**Problem requirements**
Locate the string "name" throughout the material and copy every line in which it occurs.

**Available data**
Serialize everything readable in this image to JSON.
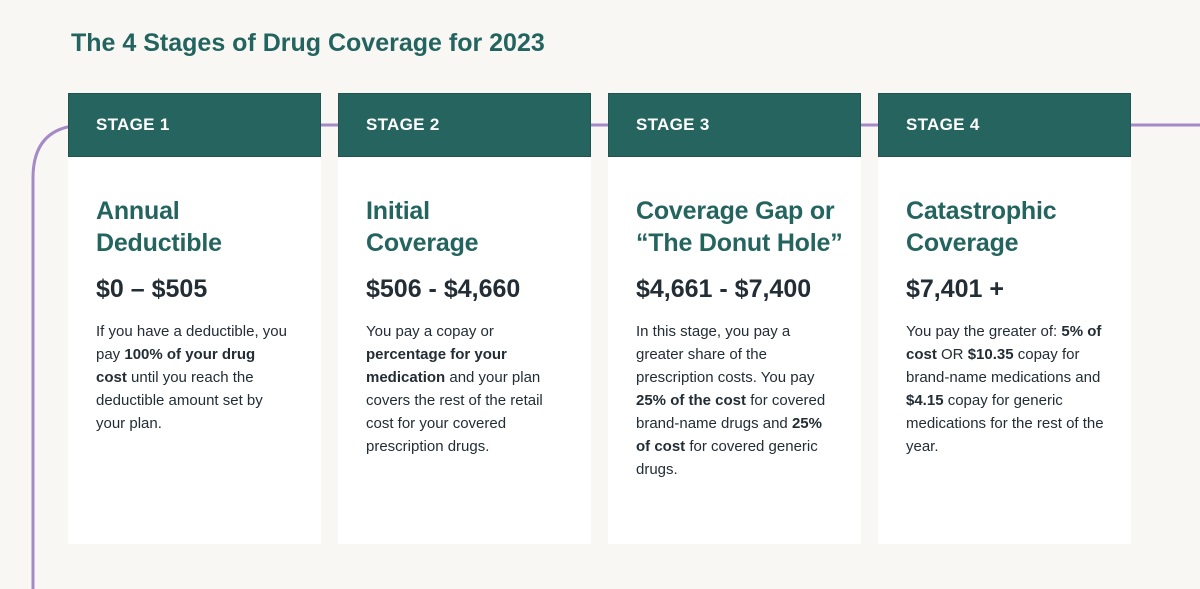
{
  "page": {
    "title": "The 4 Stages of Drug Coverage for 2023"
  },
  "colors": {
    "background": "#f8f7f3",
    "header": "#266460",
    "title_green": "#24645f",
    "text_dark": "#232d35",
    "connector": "#a58ac8"
  },
  "stages": [
    {
      "label": "STAGE 1",
      "title_line1": "Annual",
      "title_line2": "Deductible",
      "range": "$0 – $505",
      "desc": [
        {
          "text": "If you have a deductible, you pay ",
          "bold": false
        },
        {
          "text": "100% of your drug cost",
          "bold": true
        },
        {
          "text": " until you reach the deductible amount set by your plan.",
          "bold": false
        }
      ]
    },
    {
      "label": "STAGE 2",
      "title_line1": "Initial",
      "title_line2": "Coverage",
      "range": "$506 - $4,660",
      "desc": [
        {
          "text": "You pay a copay or ",
          "bold": false
        },
        {
          "text": "percentage for your medication",
          "bold": true
        },
        {
          "text": " and your plan covers the rest of the retail cost for your covered prescription drugs.",
          "bold": false
        }
      ]
    },
    {
      "label": "STAGE 3",
      "title_line1": "Coverage Gap or",
      "title_line2": "“The Donut Hole”",
      "range": "$4,661 - $7,400",
      "desc": [
        {
          "text": "In this stage, you pay a greater share of the prescription costs. You pay ",
          "bold": false
        },
        {
          "text": "25% of the cost",
          "bold": true
        },
        {
          "text": " for covered brand-name drugs and ",
          "bold": false
        },
        {
          "text": "25% of cost",
          "bold": true
        },
        {
          "text": " for covered generic drugs.",
          "bold": false
        }
      ]
    },
    {
      "label": "STAGE 4",
      "title_line1": "Catastrophic",
      "title_line2": "Coverage",
      "range": "$7,401 +",
      "desc": [
        {
          "text": "You pay the greater of: ",
          "bold": false
        },
        {
          "text": "5% of cost",
          "bold": true
        },
        {
          "text": " OR ",
          "bold": false
        },
        {
          "text": "$10.35",
          "bold": true
        },
        {
          "text": " copay for brand-name medications and ",
          "bold": false
        },
        {
          "text": "$4.15",
          "bold": true
        },
        {
          "text": " copay for generic medications for the rest  of the year.",
          "bold": false
        }
      ]
    }
  ]
}
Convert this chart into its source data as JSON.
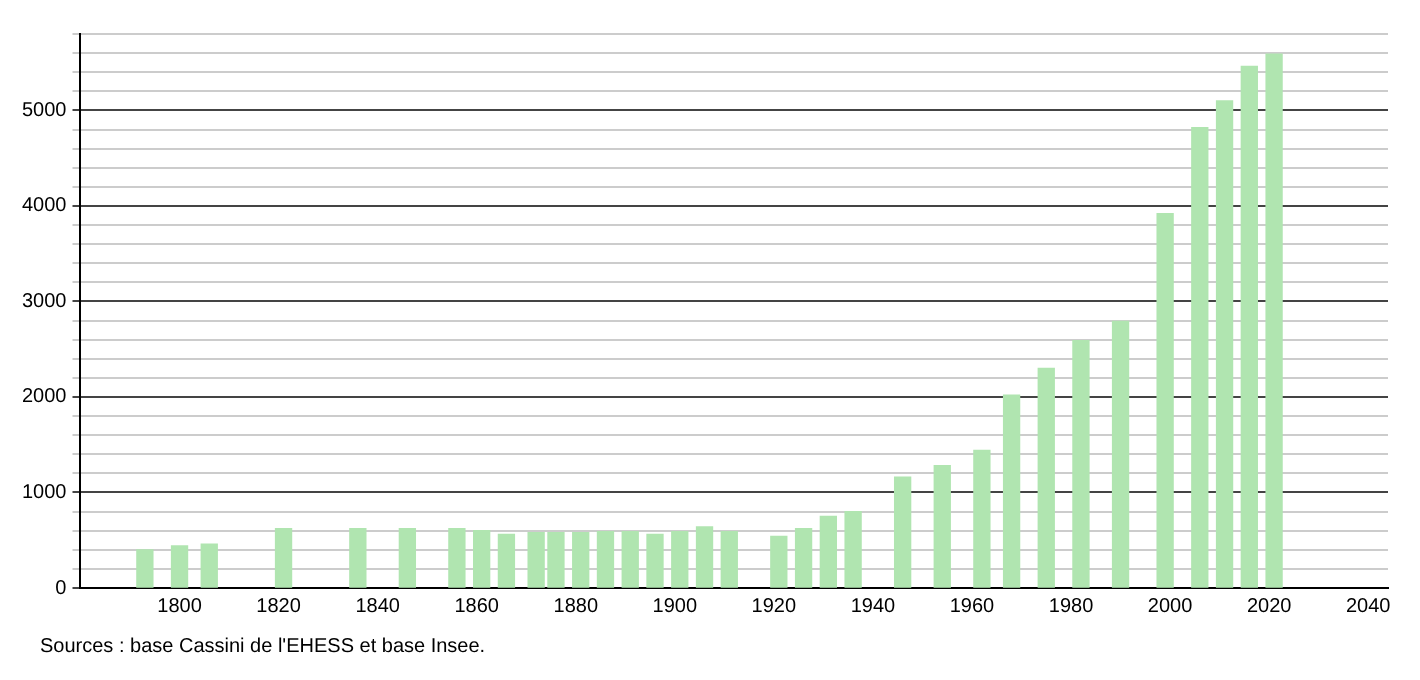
{
  "chart_data": {
    "type": "bar",
    "x": [
      1793,
      1800,
      1806,
      1821,
      1836,
      1846,
      1856,
      1861,
      1866,
      1872,
      1876,
      1881,
      1886,
      1891,
      1896,
      1901,
      1906,
      1911,
      1921,
      1926,
      1931,
      1936,
      1946,
      1954,
      1962,
      1968,
      1975,
      1982,
      1990,
      1999,
      2006,
      2011,
      2016,
      2021
    ],
    "values": [
      400,
      440,
      460,
      620,
      620,
      620,
      620,
      600,
      560,
      580,
      580,
      580,
      590,
      590,
      560,
      590,
      640,
      590,
      540,
      620,
      750,
      800,
      1160,
      1280,
      1440,
      2020,
      2300,
      2590,
      2790,
      3920,
      4820,
      5100,
      5460,
      5590
    ],
    "color": "#b0e5b0",
    "xlim": [
      1780,
      2044
    ],
    "xticks": [
      1800,
      1820,
      1840,
      1860,
      1880,
      1900,
      1920,
      1940,
      1960,
      1980,
      2000,
      2020,
      2040
    ],
    "ylim": [
      0,
      5800
    ],
    "yticks": [
      0,
      {
        "value": 200,
        "label": null
      },
      {
        "value": 400,
        "label": null
      },
      {
        "value": 600,
        "label": null
      },
      {
        "value": 800,
        "label": null
      },
      1000,
      {
        "value": 1200,
        "label": null
      },
      {
        "value": 1400,
        "label": null
      },
      {
        "value": 1600,
        "label": null
      },
      {
        "value": 1800,
        "label": null
      },
      2000,
      {
        "value": 2200,
        "label": null
      },
      {
        "value": 2400,
        "label": null
      },
      {
        "value": 2600,
        "label": null
      },
      {
        "value": 2800,
        "label": null
      },
      3000,
      {
        "value": 3200,
        "label": null
      },
      {
        "value": 3400,
        "label": null
      },
      {
        "value": 3600,
        "label": null
      },
      {
        "value": 3800,
        "label": null
      },
      4000,
      {
        "value": 4200,
        "label": null
      },
      {
        "value": 4400,
        "label": null
      },
      {
        "value": 4600,
        "label": null
      },
      {
        "value": 4800,
        "label": null
      },
      5000,
      {
        "value": 5200,
        "label": null
      },
      {
        "value": 5400,
        "label": null
      },
      {
        "value": 5600,
        "label": null
      },
      {
        "value": 5800,
        "label": null
      }
    ],
    "grid": "y",
    "legend": false,
    "annotations": [
      "Sources : base Cassini de l'EHESS et base Insee."
    ]
  }
}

**Exercise solution**
          "text": " for covered brand-name drugs and ",
          "text": " copay for brand-name medications and ",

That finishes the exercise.